(Source data)
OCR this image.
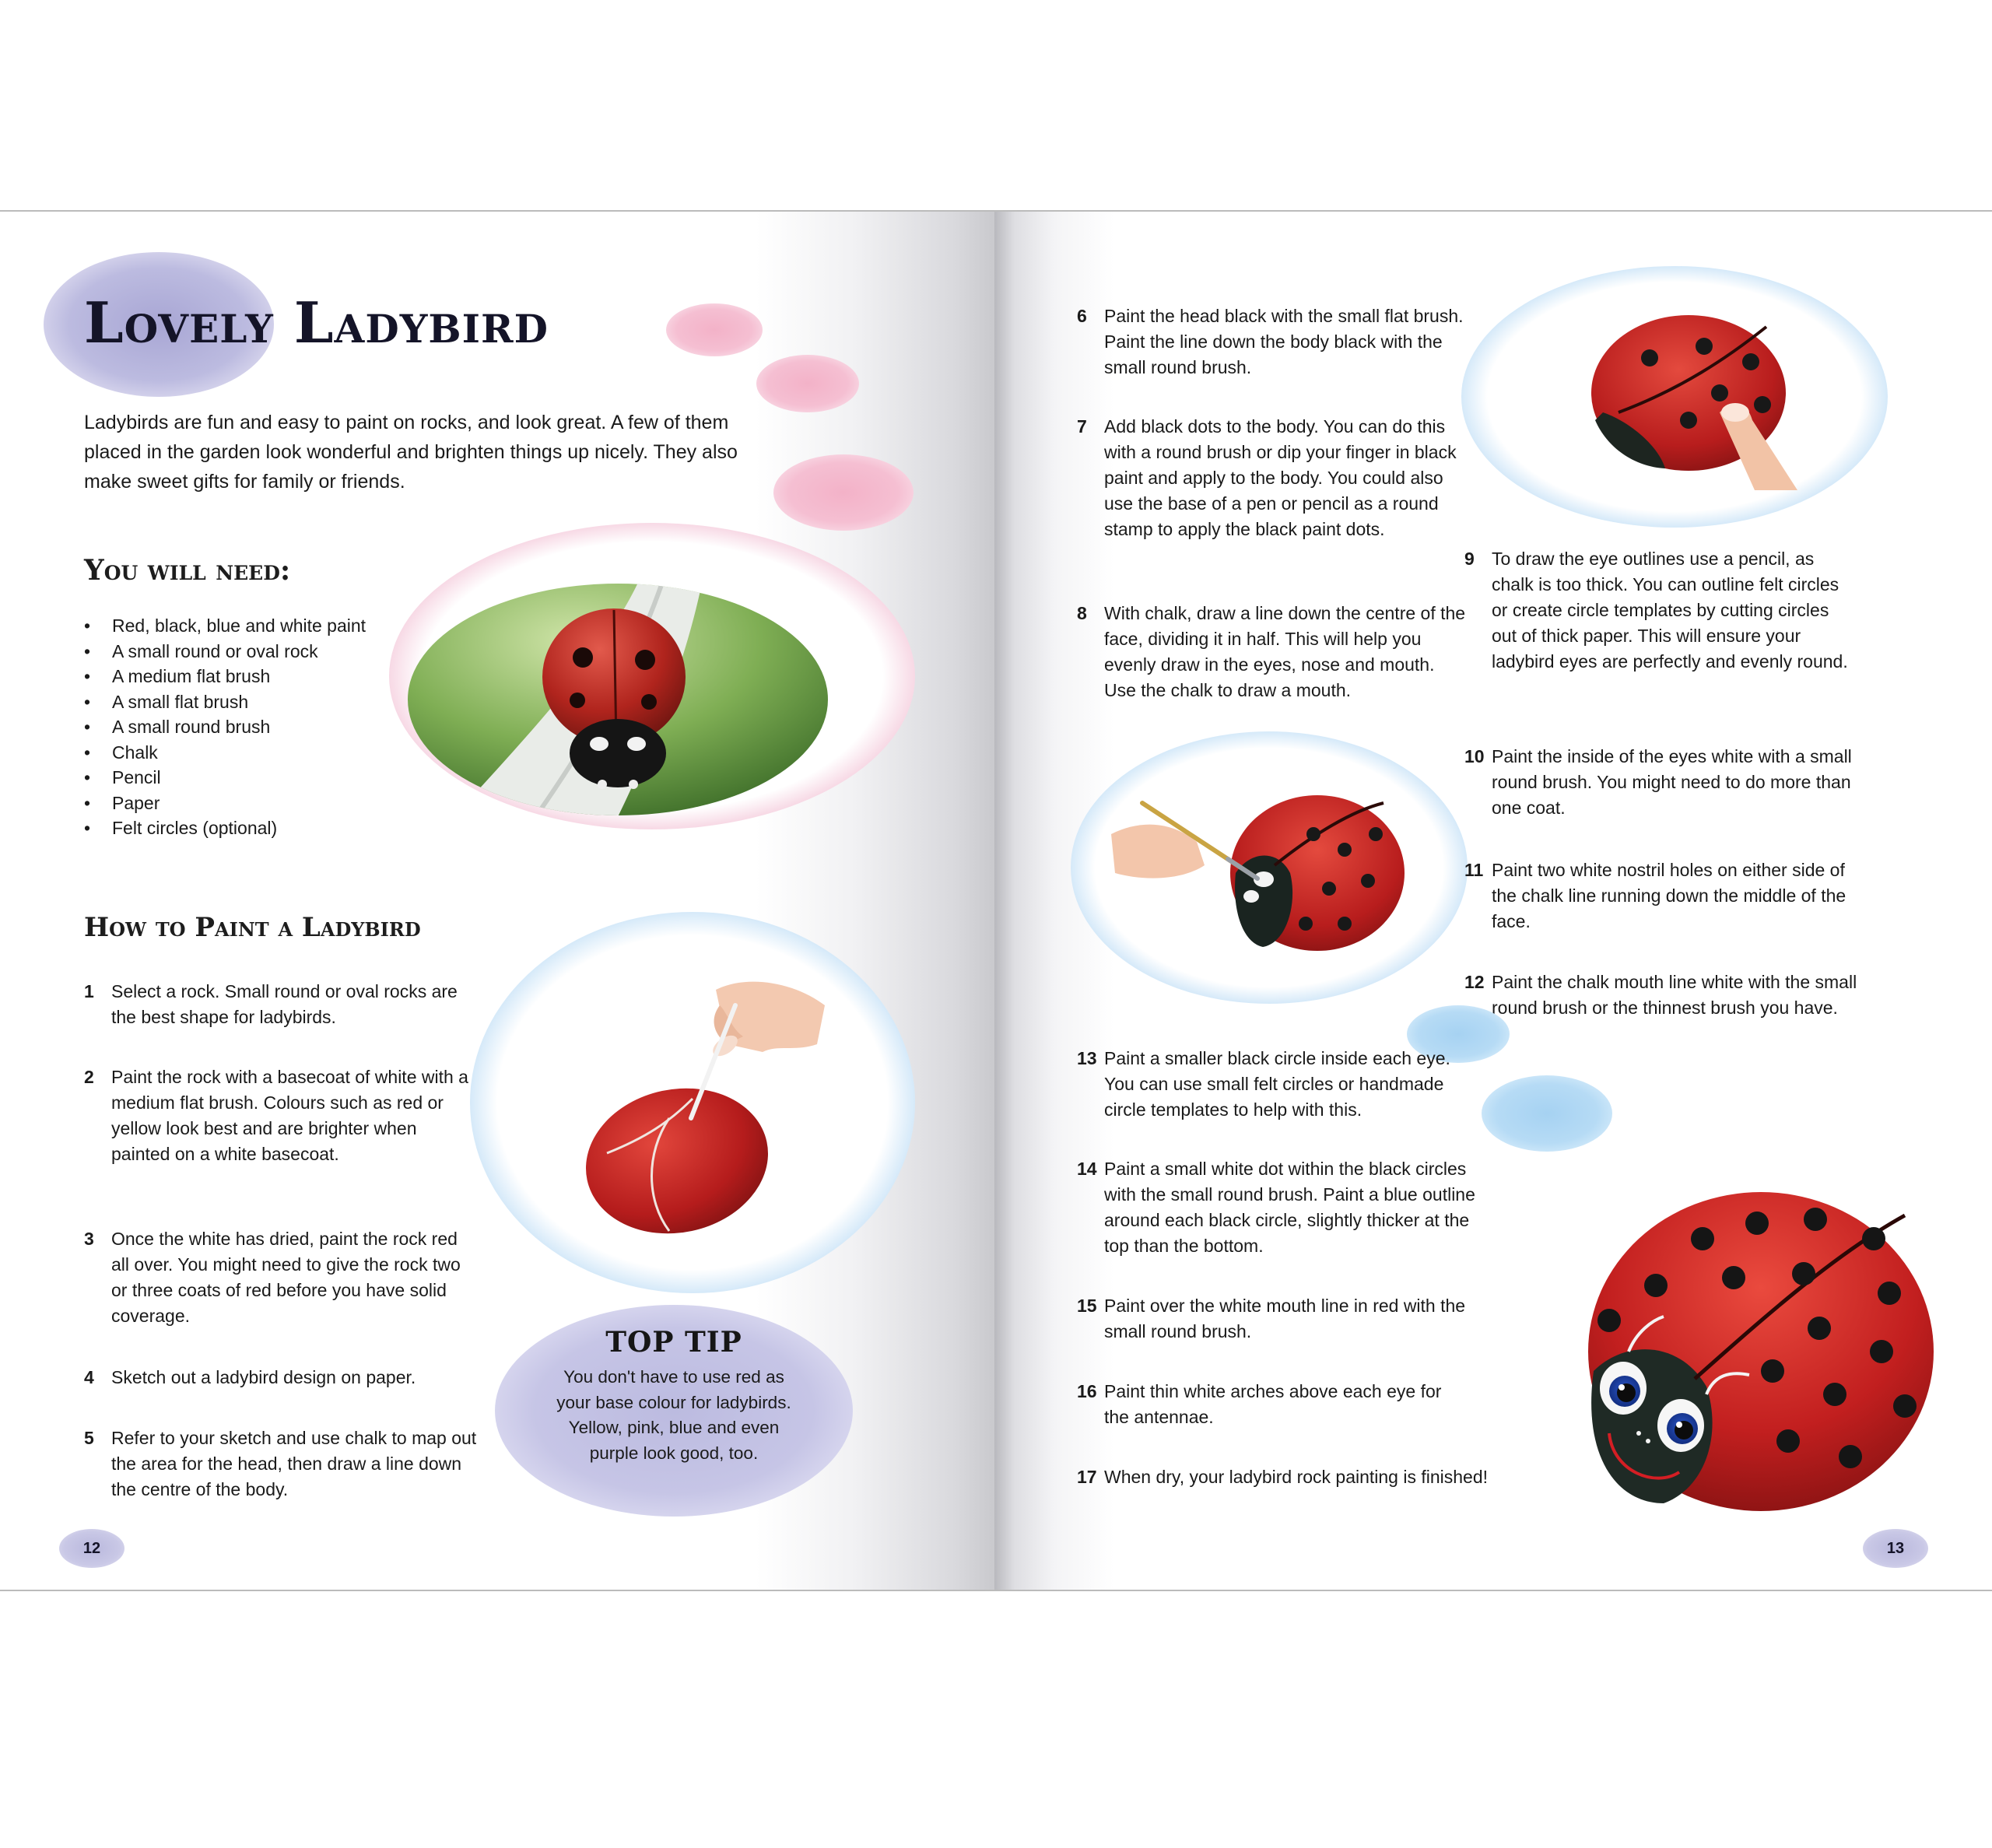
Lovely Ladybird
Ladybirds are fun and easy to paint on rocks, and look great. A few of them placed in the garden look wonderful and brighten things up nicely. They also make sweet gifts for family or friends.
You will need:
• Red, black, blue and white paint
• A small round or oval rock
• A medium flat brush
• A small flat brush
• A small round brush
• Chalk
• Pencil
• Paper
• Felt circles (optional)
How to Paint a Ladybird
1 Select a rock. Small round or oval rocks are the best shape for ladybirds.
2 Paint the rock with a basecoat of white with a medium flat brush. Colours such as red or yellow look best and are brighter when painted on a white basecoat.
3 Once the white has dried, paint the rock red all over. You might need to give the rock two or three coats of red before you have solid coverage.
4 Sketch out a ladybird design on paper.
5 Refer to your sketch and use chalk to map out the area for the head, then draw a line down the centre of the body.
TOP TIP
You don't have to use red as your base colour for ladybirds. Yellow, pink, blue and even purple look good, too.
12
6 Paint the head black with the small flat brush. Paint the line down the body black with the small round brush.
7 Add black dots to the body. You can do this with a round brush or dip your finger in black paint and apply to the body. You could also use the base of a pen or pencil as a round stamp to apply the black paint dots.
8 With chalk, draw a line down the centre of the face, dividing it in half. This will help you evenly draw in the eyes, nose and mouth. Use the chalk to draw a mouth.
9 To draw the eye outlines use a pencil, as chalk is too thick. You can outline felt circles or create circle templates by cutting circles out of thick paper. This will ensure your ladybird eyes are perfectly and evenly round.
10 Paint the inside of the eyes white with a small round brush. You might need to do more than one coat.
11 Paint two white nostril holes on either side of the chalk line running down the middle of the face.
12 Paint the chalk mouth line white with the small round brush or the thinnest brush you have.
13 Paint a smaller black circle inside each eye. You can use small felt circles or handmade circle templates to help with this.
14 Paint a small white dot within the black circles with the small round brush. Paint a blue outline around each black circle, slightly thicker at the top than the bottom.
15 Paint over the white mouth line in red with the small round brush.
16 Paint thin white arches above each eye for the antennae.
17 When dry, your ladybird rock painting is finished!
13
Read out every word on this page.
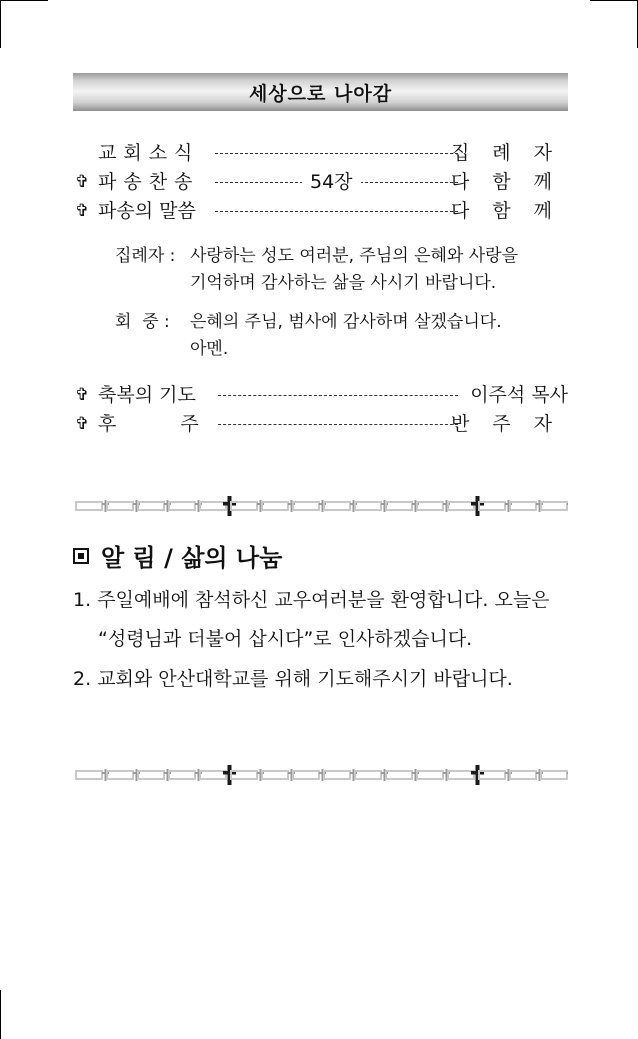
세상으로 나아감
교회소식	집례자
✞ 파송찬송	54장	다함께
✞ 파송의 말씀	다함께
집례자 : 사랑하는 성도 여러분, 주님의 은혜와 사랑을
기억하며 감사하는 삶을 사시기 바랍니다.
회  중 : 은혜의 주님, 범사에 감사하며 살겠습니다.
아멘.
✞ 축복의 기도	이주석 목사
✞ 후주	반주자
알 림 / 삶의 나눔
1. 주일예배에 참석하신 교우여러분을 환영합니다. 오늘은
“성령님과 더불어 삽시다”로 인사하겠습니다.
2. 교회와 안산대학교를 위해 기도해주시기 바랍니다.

**Work required**:
Every line should be retyped exactly, with the pictures omitted.

**Response below**:
OCR this image.
Lovely Ladybird
Ladybirds are fun and easy to paint on rocks, and look great. A few of them placed in the garden look wonderful and brighten things up nicely. They also make sweet gifts for family or friends.
You will need:
• Red, black, blue and white paint
• A small round or oval rock
• A medium flat brush
• A small flat brush
• A small round brush
• Chalk
• Pencil
• Paper
• Felt circles (optional)
How to Paint a Ladybird
1 Select a rock. Small round or oval rocks are the best shape for ladybirds.
2 Paint the rock with a basecoat of white with a medium flat brush. Colours such as red or yellow look best and are brighter when painted on a white basecoat.
3 Once the white has dried, paint the rock red all over. You might need to give the rock two or three coats of red before you have solid coverage.
4 Sketch out a ladybird design on paper.
5 Refer to your sketch and use chalk to map out the area for the head, then draw a line down the centre of the body.
TOP TIP
You don't have to use red as your base colour for ladybirds. Yellow, pink, blue and even purple look good, too.
12
6 Paint the head black with the small flat brush. Paint the line down the body black with the small round brush.
7 Add black dots to the body. You can do this with a round brush or dip your finger in black paint and apply to the body. You could also use the base of a pen or pencil as a round stamp to apply the black paint dots.
8 With chalk, draw a line down the centre of the face, dividing it in half. This will help you evenly draw in the eyes, nose and mouth. Use the chalk to draw a mouth.
9 To draw the eye outlines use a pencil, as chalk is too thick. You can outline felt circles or create circle templates by cutting circles out of thick paper. This will ensure your ladybird eyes are perfectly and evenly round.
10 Paint the inside of the eyes white with a small round brush. You might need to do more than one coat.
11 Paint two white nostril holes on either side of the chalk line running down the middle of the face.
12 Paint the chalk mouth line white with the small round brush or the thinnest brush you have.
13 Paint a smaller black circle inside each eye. You can use small felt circles or handmade circle templates to help with this.
14 Paint a small white dot within the black circles with the small round brush. Paint a blue outline around each black circle, slightly thicker at the top than the bottom.
15 Paint over the white mouth line in red with the small round brush.
16 Paint thin white arches above each eye for the antennae.
17 When dry, your ladybird rock painting is finished!
13
Read out every word on this page.
세상으로 나아감
교회소식	집례자
✞ 파송찬송	54장	다함께
✞ 파송의 말씀	다함께
집례자 : 사랑하는 성도 여러분, 주님의 은혜와 사랑을
기억하며 감사하는 삶을 사시기 바랍니다.
회  중 : 은혜의 주님, 범사에 감사하며 살겠습니다.
아멘.
✞ 축복의 기도	이주석 목사
✞ 후주	반주자
알 림 / 삶의 나눔
1. 주일예배에 참석하신 교우여러분을 환영합니다. 오늘은
“성령님과 더불어 삽시다”로 인사하겠습니다.
2. 교회와 안산대학교를 위해 기도해주시기 바랍니다.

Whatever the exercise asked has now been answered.